Goal:
Copy out every record below exactly as written, but leave out any pictures.

Excerpted data:
#####
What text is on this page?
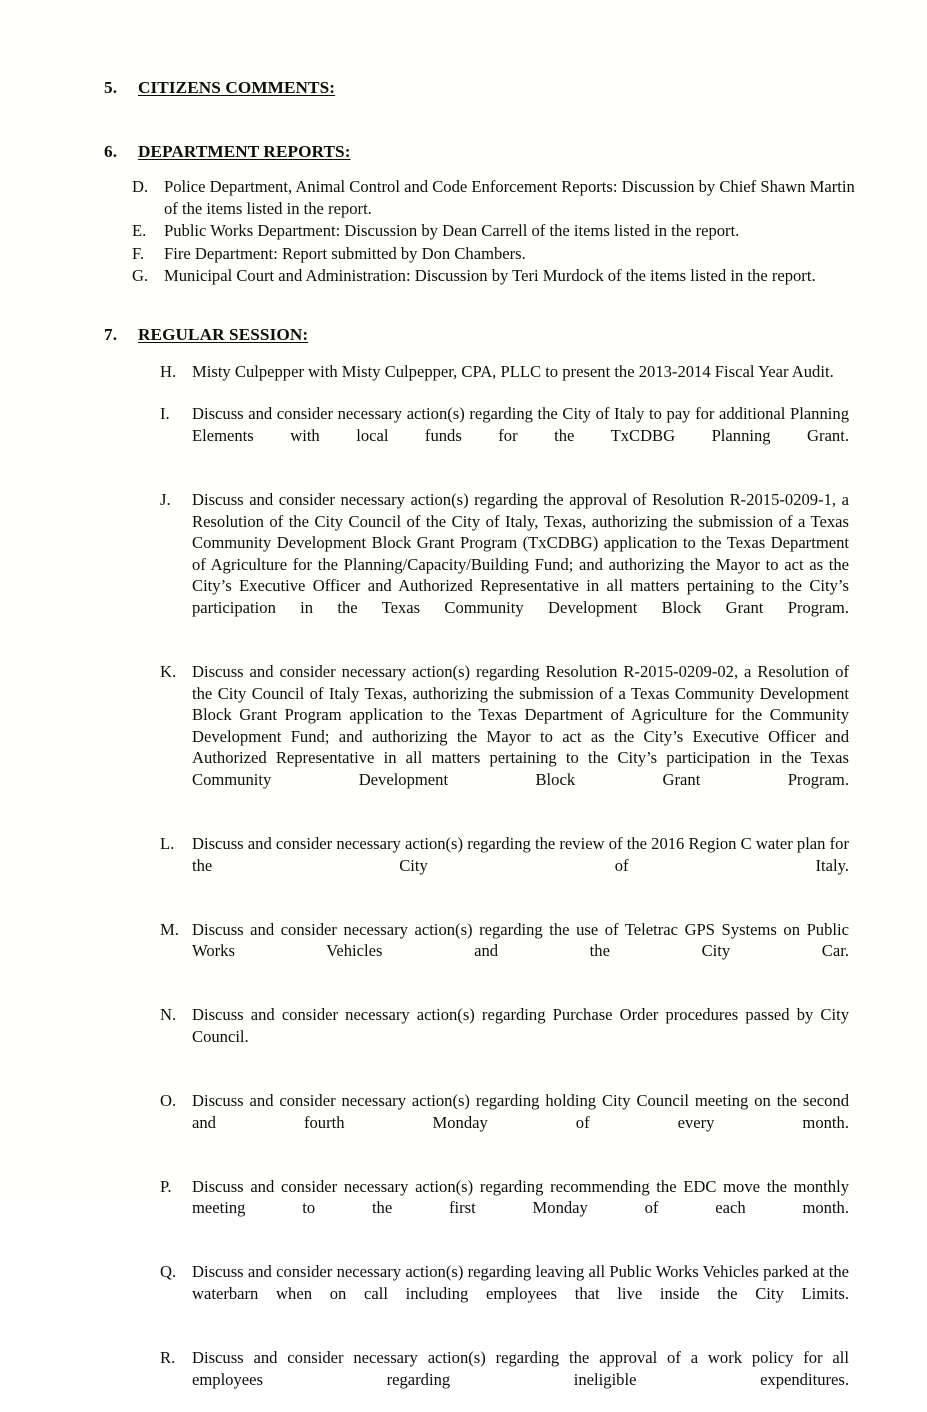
5.	CITIZENS COMMENTS:
6.	DEPARTMENT REPORTS:
D. Police Department, Animal Control and Code Enforcement Reports: Discussion by Chief Shawn Martin of the items listed in the report.
E.	Public Works Department: Discussion by Dean Carrell of the items listed in the report.
F.	Fire Department: Report submitted by Don Chambers.
G. Municipal Court and Administration: Discussion by Teri Murdock of the items listed in the report.
7.	REGULAR SESSION:
H. Misty Culpepper with Misty Culpepper, CPA, PLLC to present the 2013-2014 Fiscal Year Audit.
I.	Discuss and consider necessary action(s) regarding the City of Italy to pay for additional Planning Elements with local funds for the TxCDBG Planning Grant.
J.	Discuss and consider necessary action(s) regarding the approval of Resolution R-2015-0209-1, a Resolution of the City Council of the City of Italy, Texas, authorizing the submission of a Texas Community Development Block Grant Program (TxCDBG) application to the Texas Department of Agriculture for the Planning/Capacity/Building Fund; and authorizing the Mayor to act as the City’s Executive Officer and Authorized Representative in all matters pertaining to the City’s participation in the Texas Community Development Block Grant Program.
K. Discuss and consider necessary action(s) regarding Resolution R-2015-0209-02, a Resolution of the City Council of Italy Texas, authorizing the submission of a Texas Community Development Block Grant Program application to the Texas Department of Agriculture for the Community Development Fund; and authorizing the Mayor to act as the City’s Executive Officer and Authorized Representative in all matters pertaining to the City’s participation in the Texas Community Development Block Grant Program.
L.	Discuss and consider necessary action(s) regarding the review of the 2016 Region C water plan for the City of Italy.
M. Discuss and consider necessary action(s) regarding the use of Teletrac GPS Systems on Public Works Vehicles and the City Car.
N. Discuss and consider necessary action(s) regarding Purchase Order procedures passed by City Council.
O. Discuss and consider necessary action(s) regarding holding City Council meeting on the second and fourth Monday of every month.
P.	Discuss and consider necessary action(s) regarding recommending the EDC move the monthly meeting to the first Monday of each month.
Q. Discuss and consider necessary action(s) regarding leaving all Public Works Vehicles parked at the waterbarn when on call including employees that live inside the City Limits.
R.	Discuss and consider necessary action(s) regarding the approval of a work policy for all employees regarding ineligible expenditures.
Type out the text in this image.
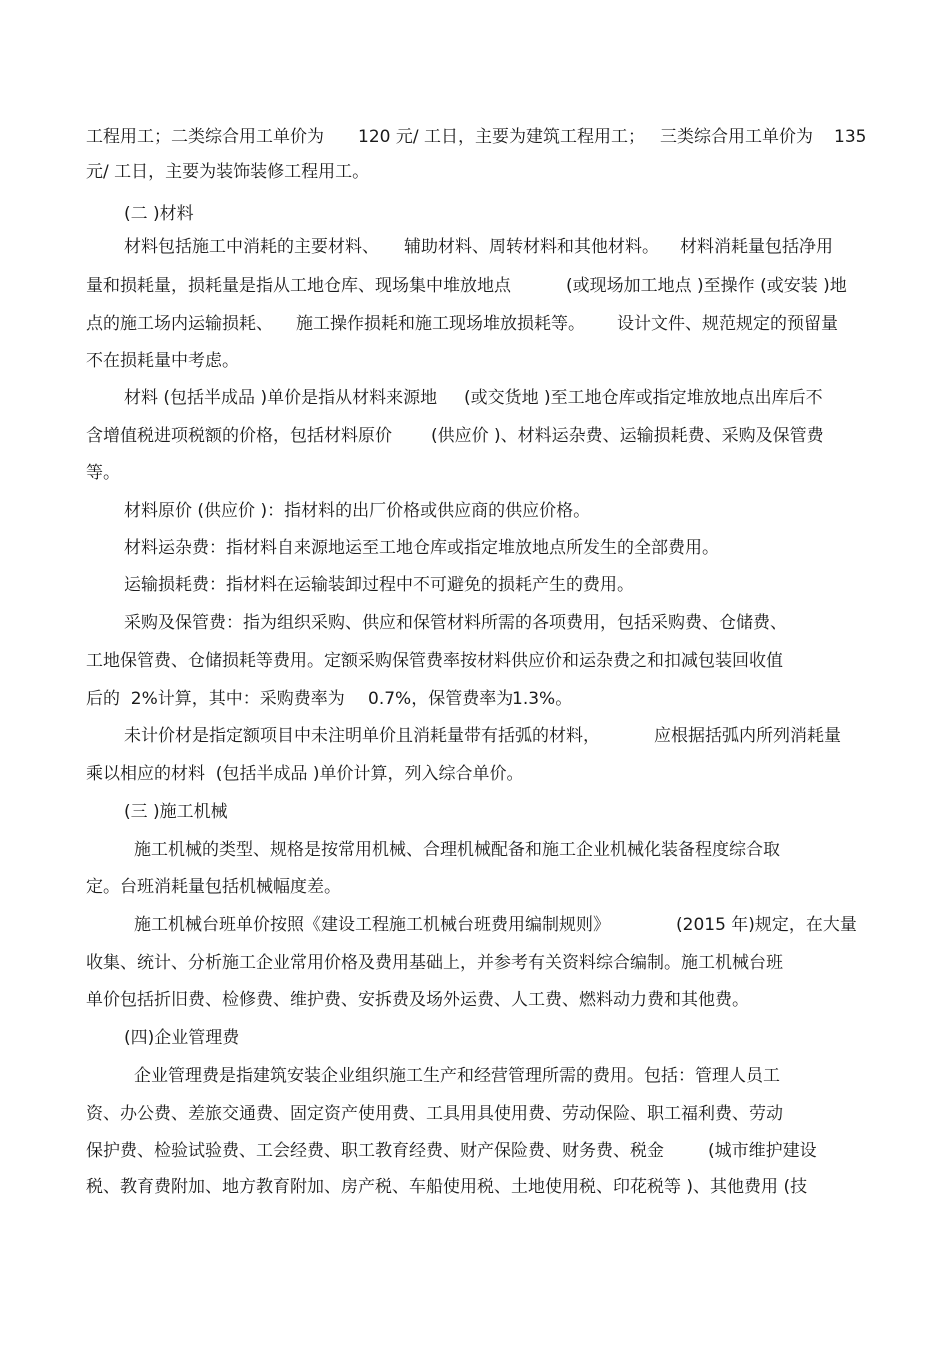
工程用工；二类综合用工单价为 120 元/ 工日，主要为建筑工程用工； 三类综合用工单价为 135
元/ 工日，主要为装饰装修工程用工。
(二 )材料
材料包括施工中消耗的主要材料、 辅助材料、周转材料和其他材料。 材料消耗量包括净用
量和损耗量，损耗量是指从工地仓库、现场集中堆放地点	(或现场加工地点 )至操作 (或安装 )地
点的施工场内运输损耗、 施工操作损耗和施工现场堆放损耗等。 设计文件、规范规定的预留量
不在损耗量中考虑。
材料 (包括半成品 )单价是指从材料来源地 (或交货地 )至工地仓库或指定堆放地点出库后不
含增值税进项税额的价格，包括材料原价 (供应价 )、材料运杂费、运输损耗费、采购及保管费
等。
材料原价 (供应价 )：指材料的出厂价格或供应商的供应价格。
材料运杂费：指材料自来源地运至工地仓库或指定堆放地点所发生的全部费用。
运输损耗费：指材料在运输装卸过程中不可避免的损耗产生的费用。
采购及保管费：指为组织采购、供应和保管材料所需的各项费用，包括采购费、仓储费、
工地保管费、仓储损耗等费用。定额采购保管费率按材料供应价和运杂费之和扣减包装回收值
后的  2%计算，其中：采购费率为 0.7%，保管费率为
1.3%。
未计价材是指定额项目中未注明单价且消耗量带有括弧的材料，	应根据括弧内所列消耗量
乘以相应的材料  (包括半成品 )单价计算，列入综合单价。
(三 )施工机械
施工机械的类型、规格是按常用机械、合理机械配备和施工企业机械化装备程度综合取
定。台班消耗量包括机械幅度差。
施工机械台班单价按照《建设工程施工机械台班费用编制规则》	(2015 年)规定，在大量
收集、统计、分析施工企业常用价格及费用基础上，并参考有关资料综合编制。施工机械台班
单价包括折旧费、检修费、维护费、安拆费及场外运费、人工费、燃料动力费和其他费。
(四)企业管理费
企业管理费是指建筑安装企业组织施工生产和经营管理所需的费用。包括：管理人员工
资、办公费、差旅交通费、固定资产使用费、工具用具使用费、劳动保险、职工福利费、劳动
保护费、检验试验费、工会经费、职工教育经费、财产保险费、财务费、税金	(城市维护建设
税、教育费附加、地方教育附加、房产税、车船使用税、土地使用税、印花税等 )、其他费用 (技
#####
Response to the task:
What text is on this page?
5.	CITIZENS COMMENTS:
6.	DEPARTMENT REPORTS:
D. Police Department, Animal Control and Code Enforcement Reports: Discussion by Chief Shawn Martin of the items listed in the report.
E.	Public Works Department: Discussion by Dean Carrell of the items listed in the report.
F.	Fire Department: Report submitted by Don Chambers.
G. Municipal Court and Administration: Discussion by Teri Murdock of the items listed in the report.
7.	REGULAR SESSION:
H. Misty Culpepper with Misty Culpepper, CPA, PLLC to present the 2013-2014 Fiscal Year Audit.
I.	Discuss and consider necessary action(s) regarding the City of Italy to pay for additional Planning Elements with local funds for the TxCDBG Planning Grant.
J.	Discuss and consider necessary action(s) regarding the approval of Resolution R-2015-0209-1, a Resolution of the City Council of the City of Italy, Texas, authorizing the submission of a Texas Community Development Block Grant Program (TxCDBG) application to the Texas Department of Agriculture for the Planning/Capacity/Building Fund; and authorizing the Mayor to act as the City’s Executive Officer and Authorized Representative in all matters pertaining to the City’s participation in the Texas Community Development Block Grant Program.
K. Discuss and consider necessary action(s) regarding Resolution R-2015-0209-02, a Resolution of the City Council of Italy Texas, authorizing the submission of a Texas Community Development Block Grant Program application to the Texas Department of Agriculture for the Community Development Fund; and authorizing the Mayor to act as the City’s Executive Officer and Authorized Representative in all matters pertaining to the City’s participation in the Texas Community Development Block Grant Program.
L.	Discuss and consider necessary action(s) regarding the review of the 2016 Region C water plan for the City of Italy.
M. Discuss and consider necessary action(s) regarding the use of Teletrac GPS Systems on Public Works Vehicles and the City Car.
N. Discuss and consider necessary action(s) regarding Purchase Order procedures passed by City Council.
O. Discuss and consider necessary action(s) regarding holding City Council meeting on the second and fourth Monday of every month.
P.	Discuss and consider necessary action(s) regarding recommending the EDC move the monthly meeting to the first Monday of each month.
Q. Discuss and consider necessary action(s) regarding leaving all Public Works Vehicles parked at the waterbarn when on call including employees that live inside the City Limits.
R.	Discuss and consider necessary action(s) regarding the approval of a work policy for all employees regarding ineligible expenditures.
Type out the text in this image.
工程用工；二类综合用工单价为 120 元/ 工日，主要为建筑工程用工； 三类综合用工单价为 135
元/ 工日，主要为装饰装修工程用工。
(二 )材料
材料包括施工中消耗的主要材料、 辅助材料、周转材料和其他材料。 材料消耗量包括净用
量和损耗量，损耗量是指从工地仓库、现场集中堆放地点	(或现场加工地点 )至操作 (或安装 )地
点的施工场内运输损耗、 施工操作损耗和施工现场堆放损耗等。 设计文件、规范规定的预留量
不在损耗量中考虑。
材料 (包括半成品 )单价是指从材料来源地 (或交货地 )至工地仓库或指定堆放地点出库后不
含增值税进项税额的价格，包括材料原价 (供应价 )、材料运杂费、运输损耗费、采购及保管费
等。
材料原价 (供应价 )：指材料的出厂价格或供应商的供应价格。
材料运杂费：指材料自来源地运至工地仓库或指定堆放地点所发生的全部费用。
运输损耗费：指材料在运输装卸过程中不可避免的损耗产生的费用。
采购及保管费：指为组织采购、供应和保管材料所需的各项费用，包括采购费、仓储费、
工地保管费、仓储损耗等费用。定额采购保管费率按材料供应价和运杂费之和扣减包装回收值
后的  2%计算，其中：采购费率为 0.7%，保管费率为
1.3%。
未计价材是指定额项目中未注明单价且消耗量带有括弧的材料，	应根据括弧内所列消耗量
乘以相应的材料  (包括半成品 )单价计算，列入综合单价。
(三 )施工机械
施工机械的类型、规格是按常用机械、合理机械配备和施工企业机械化装备程度综合取
定。台班消耗量包括机械幅度差。
施工机械台班单价按照《建设工程施工机械台班费用编制规则》	(2015 年)规定，在大量
收集、统计、分析施工企业常用价格及费用基础上，并参考有关资料综合编制。施工机械台班
单价包括折旧费、检修费、维护费、安拆费及场外运费、人工费、燃料动力费和其他费。
(四)企业管理费
企业管理费是指建筑安装企业组织施工生产和经营管理所需的费用。包括：管理人员工
资、办公费、差旅交通费、固定资产使用费、工具用具使用费、劳动保险、职工福利费、劳动
保护费、检验试验费、工会经费、职工教育经费、财产保险费、财务费、税金	(城市维护建设
税、教育费附加、地方教育附加、房产税、车船使用税、土地使用税、印花税等 )、其他费用 (技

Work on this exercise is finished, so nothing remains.